## Directions
Can you transcribe the data exactly? Leave the pictures out.
## begin
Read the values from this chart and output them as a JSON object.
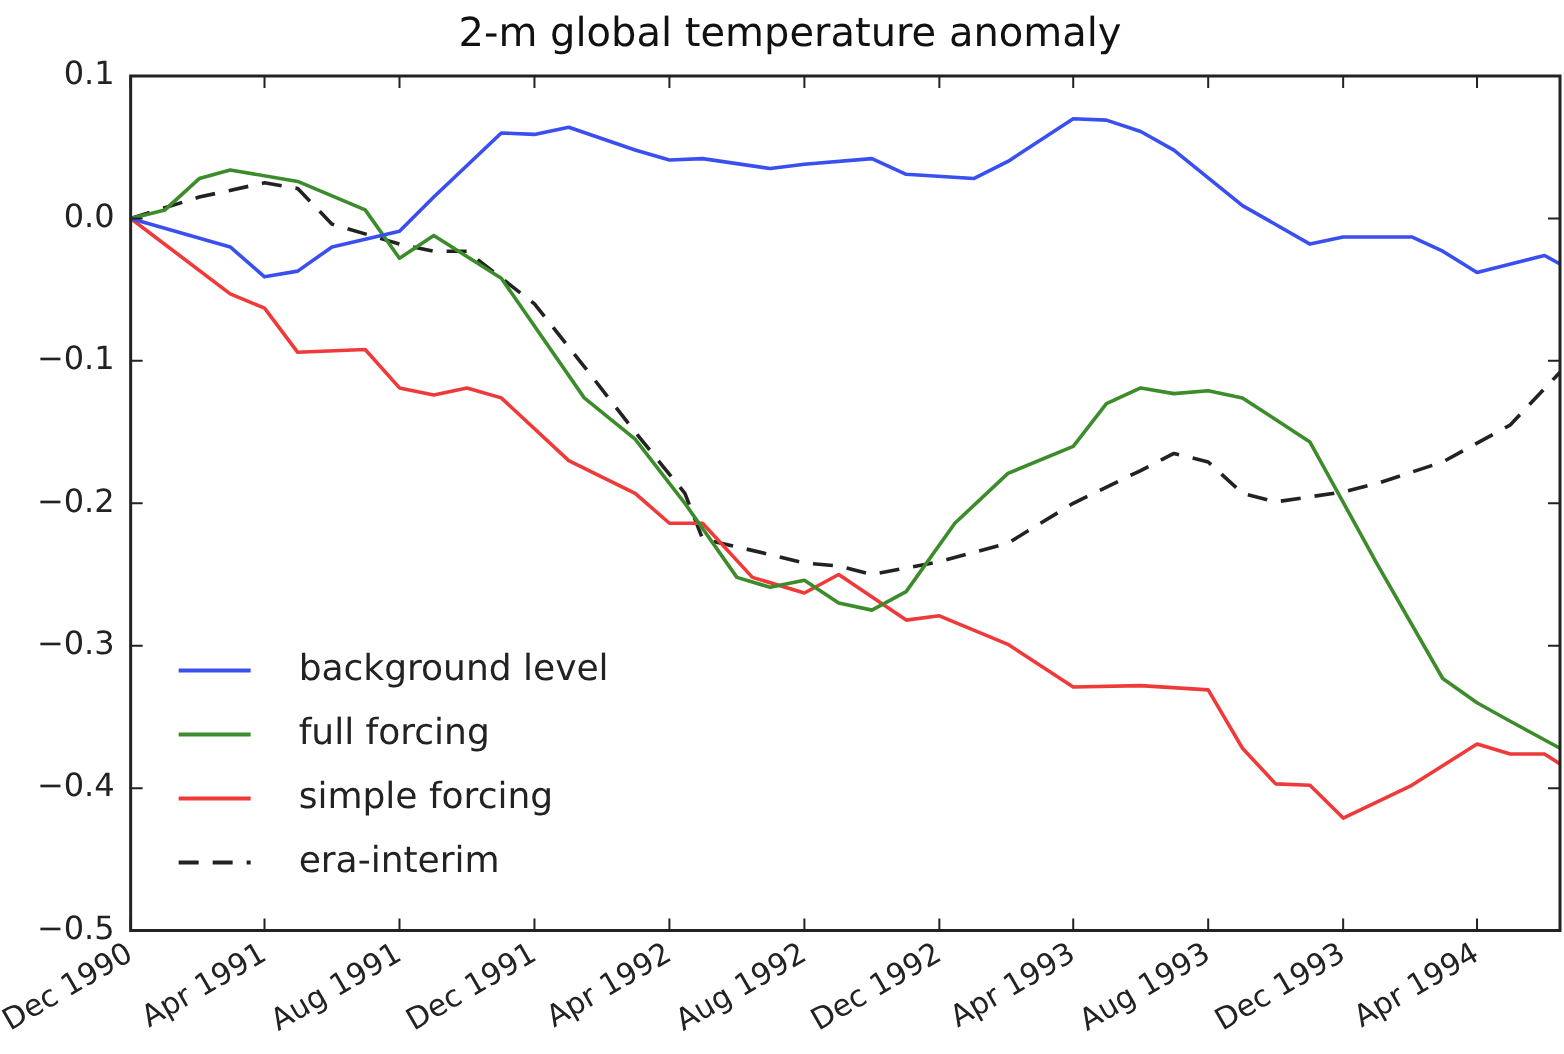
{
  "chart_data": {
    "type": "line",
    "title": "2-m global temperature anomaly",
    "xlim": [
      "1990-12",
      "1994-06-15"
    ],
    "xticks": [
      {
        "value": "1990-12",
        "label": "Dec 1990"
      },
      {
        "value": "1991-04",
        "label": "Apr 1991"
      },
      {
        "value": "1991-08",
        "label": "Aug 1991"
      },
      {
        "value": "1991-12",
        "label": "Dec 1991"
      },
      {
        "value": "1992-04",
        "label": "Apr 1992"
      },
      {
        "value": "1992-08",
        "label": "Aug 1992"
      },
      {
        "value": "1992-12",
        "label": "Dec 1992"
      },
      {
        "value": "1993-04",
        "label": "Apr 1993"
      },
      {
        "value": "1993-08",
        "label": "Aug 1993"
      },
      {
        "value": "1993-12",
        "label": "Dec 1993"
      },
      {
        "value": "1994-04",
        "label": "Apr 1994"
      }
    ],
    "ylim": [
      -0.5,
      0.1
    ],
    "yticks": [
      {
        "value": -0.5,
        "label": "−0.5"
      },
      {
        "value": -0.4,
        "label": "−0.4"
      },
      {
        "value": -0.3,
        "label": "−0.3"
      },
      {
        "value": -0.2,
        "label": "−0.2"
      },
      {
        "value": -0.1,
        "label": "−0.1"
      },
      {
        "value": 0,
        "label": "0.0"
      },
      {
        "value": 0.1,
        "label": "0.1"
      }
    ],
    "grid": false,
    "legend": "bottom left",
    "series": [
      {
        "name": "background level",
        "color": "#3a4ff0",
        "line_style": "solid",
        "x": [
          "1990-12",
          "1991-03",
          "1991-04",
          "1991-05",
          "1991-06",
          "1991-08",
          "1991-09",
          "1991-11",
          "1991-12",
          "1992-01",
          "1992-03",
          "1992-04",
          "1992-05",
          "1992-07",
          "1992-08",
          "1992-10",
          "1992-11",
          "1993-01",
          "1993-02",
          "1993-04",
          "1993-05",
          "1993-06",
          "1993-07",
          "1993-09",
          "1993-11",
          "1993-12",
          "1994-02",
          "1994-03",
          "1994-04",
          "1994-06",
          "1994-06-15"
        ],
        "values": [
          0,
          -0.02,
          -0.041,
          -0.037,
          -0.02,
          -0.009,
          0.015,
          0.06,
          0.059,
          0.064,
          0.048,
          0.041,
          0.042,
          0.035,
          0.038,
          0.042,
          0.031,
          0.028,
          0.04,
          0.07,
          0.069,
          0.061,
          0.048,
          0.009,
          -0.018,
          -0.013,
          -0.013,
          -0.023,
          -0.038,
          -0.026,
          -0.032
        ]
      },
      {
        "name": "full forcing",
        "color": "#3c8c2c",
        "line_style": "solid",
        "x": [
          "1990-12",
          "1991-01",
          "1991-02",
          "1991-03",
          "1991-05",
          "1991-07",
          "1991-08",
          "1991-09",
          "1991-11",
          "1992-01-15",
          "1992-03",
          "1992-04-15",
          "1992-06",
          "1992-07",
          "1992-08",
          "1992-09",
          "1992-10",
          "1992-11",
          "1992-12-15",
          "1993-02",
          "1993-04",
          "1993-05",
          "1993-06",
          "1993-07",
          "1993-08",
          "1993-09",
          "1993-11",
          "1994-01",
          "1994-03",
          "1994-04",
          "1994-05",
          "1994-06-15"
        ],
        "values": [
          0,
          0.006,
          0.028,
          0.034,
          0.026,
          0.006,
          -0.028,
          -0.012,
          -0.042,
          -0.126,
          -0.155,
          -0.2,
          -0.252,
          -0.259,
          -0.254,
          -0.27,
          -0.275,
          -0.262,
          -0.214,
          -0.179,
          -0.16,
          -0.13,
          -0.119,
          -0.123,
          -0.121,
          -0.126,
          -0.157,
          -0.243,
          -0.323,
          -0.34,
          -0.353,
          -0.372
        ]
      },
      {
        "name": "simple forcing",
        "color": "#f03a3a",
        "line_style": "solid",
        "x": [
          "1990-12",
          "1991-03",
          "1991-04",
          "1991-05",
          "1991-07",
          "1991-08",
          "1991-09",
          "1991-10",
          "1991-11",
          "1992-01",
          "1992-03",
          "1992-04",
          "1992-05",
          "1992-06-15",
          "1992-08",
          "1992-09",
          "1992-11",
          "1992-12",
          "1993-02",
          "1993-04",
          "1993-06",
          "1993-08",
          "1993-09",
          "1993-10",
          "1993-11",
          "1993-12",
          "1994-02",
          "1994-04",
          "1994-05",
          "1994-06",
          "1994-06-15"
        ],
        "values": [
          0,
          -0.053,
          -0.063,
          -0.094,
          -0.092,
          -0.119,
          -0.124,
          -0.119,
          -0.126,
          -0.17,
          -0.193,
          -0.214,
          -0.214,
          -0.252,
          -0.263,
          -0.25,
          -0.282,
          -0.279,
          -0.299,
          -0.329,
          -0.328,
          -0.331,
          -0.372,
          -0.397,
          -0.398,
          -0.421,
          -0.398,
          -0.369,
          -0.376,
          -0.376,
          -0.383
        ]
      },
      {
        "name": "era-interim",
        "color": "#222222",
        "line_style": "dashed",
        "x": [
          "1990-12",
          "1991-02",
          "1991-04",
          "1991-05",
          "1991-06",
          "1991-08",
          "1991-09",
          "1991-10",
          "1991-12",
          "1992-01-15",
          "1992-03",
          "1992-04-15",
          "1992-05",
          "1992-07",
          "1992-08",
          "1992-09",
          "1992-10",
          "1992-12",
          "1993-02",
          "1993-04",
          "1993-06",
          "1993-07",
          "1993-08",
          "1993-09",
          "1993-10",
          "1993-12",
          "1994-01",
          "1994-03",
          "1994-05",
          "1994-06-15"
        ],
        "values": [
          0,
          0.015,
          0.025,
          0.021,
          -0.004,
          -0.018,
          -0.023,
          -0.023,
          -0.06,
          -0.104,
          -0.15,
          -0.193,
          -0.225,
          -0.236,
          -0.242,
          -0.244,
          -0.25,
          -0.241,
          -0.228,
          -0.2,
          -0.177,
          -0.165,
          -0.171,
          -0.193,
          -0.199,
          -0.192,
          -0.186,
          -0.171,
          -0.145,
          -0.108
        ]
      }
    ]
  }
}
## end
## Response
Read the values from this chart and output them as a JSON object.
{
  "chart_data": {
    "type": "line",
    "title": "2-m global temperature anomaly",
    "xlim": [
      "1990-12",
      "1994-06-15"
    ],
    "xticks": [
      {
        "value": "1990-12",
        "label": "Dec 1990"
      },
      {
        "value": "1991-04",
        "label": "Apr 1991"
      },
      {
        "value": "1991-08",
        "label": "Aug 1991"
      },
      {
        "value": "1991-12",
        "label": "Dec 1991"
      },
      {
        "value": "1992-04",
        "label": "Apr 1992"
      },
      {
        "value": "1992-08",
        "label": "Aug 1992"
      },
      {
        "value": "1992-12",
        "label": "Dec 1992"
      },
      {
        "value": "1993-04",
        "label": "Apr 1993"
      },
      {
        "value": "1993-08",
        "label": "Aug 1993"
      },
      {
        "value": "1993-12",
        "label": "Dec 1993"
      },
      {
        "value": "1994-04",
        "label": "Apr 1994"
      }
    ],
    "ylim": [
      -0.5,
      0.1
    ],
    "yticks": [
      {
        "value": -0.5,
        "label": "−0.5"
      },
      {
        "value": -0.4,
        "label": "−0.4"
      },
      {
        "value": -0.3,
        "label": "−0.3"
      },
      {
        "value": -0.2,
        "label": "−0.2"
      },
      {
        "value": -0.1,
        "label": "−0.1"
      },
      {
        "value": 0,
        "label": "0.0"
      },
      {
        "value": 0.1,
        "label": "0.1"
      }
    ],
    "grid": false,
    "legend": "bottom left",
    "series": [
      {
        "name": "background level",
        "color": "#3a4ff0",
        "line_style": "solid",
        "x": [
          "1990-12",
          "1991-03",
          "1991-04",
          "1991-05",
          "1991-06",
          "1991-08",
          "1991-09",
          "1991-11",
          "1991-12",
          "1992-01",
          "1992-03",
          "1992-04",
          "1992-05",
          "1992-07",
          "1992-08",
          "1992-10",
          "1992-11",
          "1993-01",
          "1993-02",
          "1993-04",
          "1993-05",
          "1993-06",
          "1993-07",
          "1993-09",
          "1993-11",
          "1993-12",
          "1994-02",
          "1994-03",
          "1994-04",
          "1994-06",
          "1994-06-15"
        ],
        "values": [
          0,
          -0.02,
          -0.041,
          -0.037,
          -0.02,
          -0.009,
          0.015,
          0.06,
          0.059,
          0.064,
          0.048,
          0.041,
          0.042,
          0.035,
          0.038,
          0.042,
          0.031,
          0.028,
          0.04,
          0.07,
          0.069,
          0.061,
          0.048,
          0.009,
          -0.018,
          -0.013,
          -0.013,
          -0.023,
          -0.038,
          -0.026,
          -0.032
        ]
      },
      {
        "name": "full forcing",
        "color": "#3c8c2c",
        "line_style": "solid",
        "x": [
          "1990-12",
          "1991-01",
          "1991-02",
          "1991-03",
          "1991-05",
          "1991-07",
          "1991-08",
          "1991-09",
          "1991-11",
          "1992-01-15",
          "1992-03",
          "1992-04-15",
          "1992-06",
          "1992-07",
          "1992-08",
          "1992-09",
          "1992-10",
          "1992-11",
          "1992-12-15",
          "1993-02",
          "1993-04",
          "1993-05",
          "1993-06",
          "1993-07",
          "1993-08",
          "1993-09",
          "1993-11",
          "1994-01",
          "1994-03",
          "1994-04",
          "1994-05",
          "1994-06-15"
        ],
        "values": [
          0,
          0.006,
          0.028,
          0.034,
          0.026,
          0.006,
          -0.028,
          -0.012,
          -0.042,
          -0.126,
          -0.155,
          -0.2,
          -0.252,
          -0.259,
          -0.254,
          -0.27,
          -0.275,
          -0.262,
          -0.214,
          -0.179,
          -0.16,
          -0.13,
          -0.119,
          -0.123,
          -0.121,
          -0.126,
          -0.157,
          -0.243,
          -0.323,
          -0.34,
          -0.353,
          -0.372
        ]
      },
      {
        "name": "simple forcing",
        "color": "#f03a3a",
        "line_style": "solid",
        "x": [
          "1990-12",
          "1991-03",
          "1991-04",
          "1991-05",
          "1991-07",
          "1991-08",
          "1991-09",
          "1991-10",
          "1991-11",
          "1992-01",
          "1992-03",
          "1992-04",
          "1992-05",
          "1992-06-15",
          "1992-08",
          "1992-09",
          "1992-11",
          "1992-12",
          "1993-02",
          "1993-04",
          "1993-06",
          "1993-08",
          "1993-09",
          "1993-10",
          "1993-11",
          "1993-12",
          "1994-02",
          "1994-04",
          "1994-05",
          "1994-06",
          "1994-06-15"
        ],
        "values": [
          0,
          -0.053,
          -0.063,
          -0.094,
          -0.092,
          -0.119,
          -0.124,
          -0.119,
          -0.126,
          -0.17,
          -0.193,
          -0.214,
          -0.214,
          -0.252,
          -0.263,
          -0.25,
          -0.282,
          -0.279,
          -0.299,
          -0.329,
          -0.328,
          -0.331,
          -0.372,
          -0.397,
          -0.398,
          -0.421,
          -0.398,
          -0.369,
          -0.376,
          -0.376,
          -0.383
        ]
      },
      {
        "name": "era-interim",
        "color": "#222222",
        "line_style": "dashed",
        "x": [
          "1990-12",
          "1991-02",
          "1991-04",
          "1991-05",
          "1991-06",
          "1991-08",
          "1991-09",
          "1991-10",
          "1991-12",
          "1992-01-15",
          "1992-03",
          "1992-04-15",
          "1992-05",
          "1992-07",
          "1992-08",
          "1992-09",
          "1992-10",
          "1992-12",
          "1993-02",
          "1993-04",
          "1993-06",
          "1993-07",
          "1993-08",
          "1993-09",
          "1993-10",
          "1993-12",
          "1994-01",
          "1994-03",
          "1994-05",
          "1994-06-15"
        ],
        "values": [
          0,
          0.015,
          0.025,
          0.021,
          -0.004,
          -0.018,
          -0.023,
          -0.023,
          -0.06,
          -0.104,
          -0.15,
          -0.193,
          -0.225,
          -0.236,
          -0.242,
          -0.244,
          -0.25,
          -0.241,
          -0.228,
          -0.2,
          -0.177,
          -0.165,
          -0.171,
          -0.193,
          -0.199,
          -0.192,
          -0.186,
          -0.171,
          -0.145,
          -0.108
        ]
      }
    ]
  }
}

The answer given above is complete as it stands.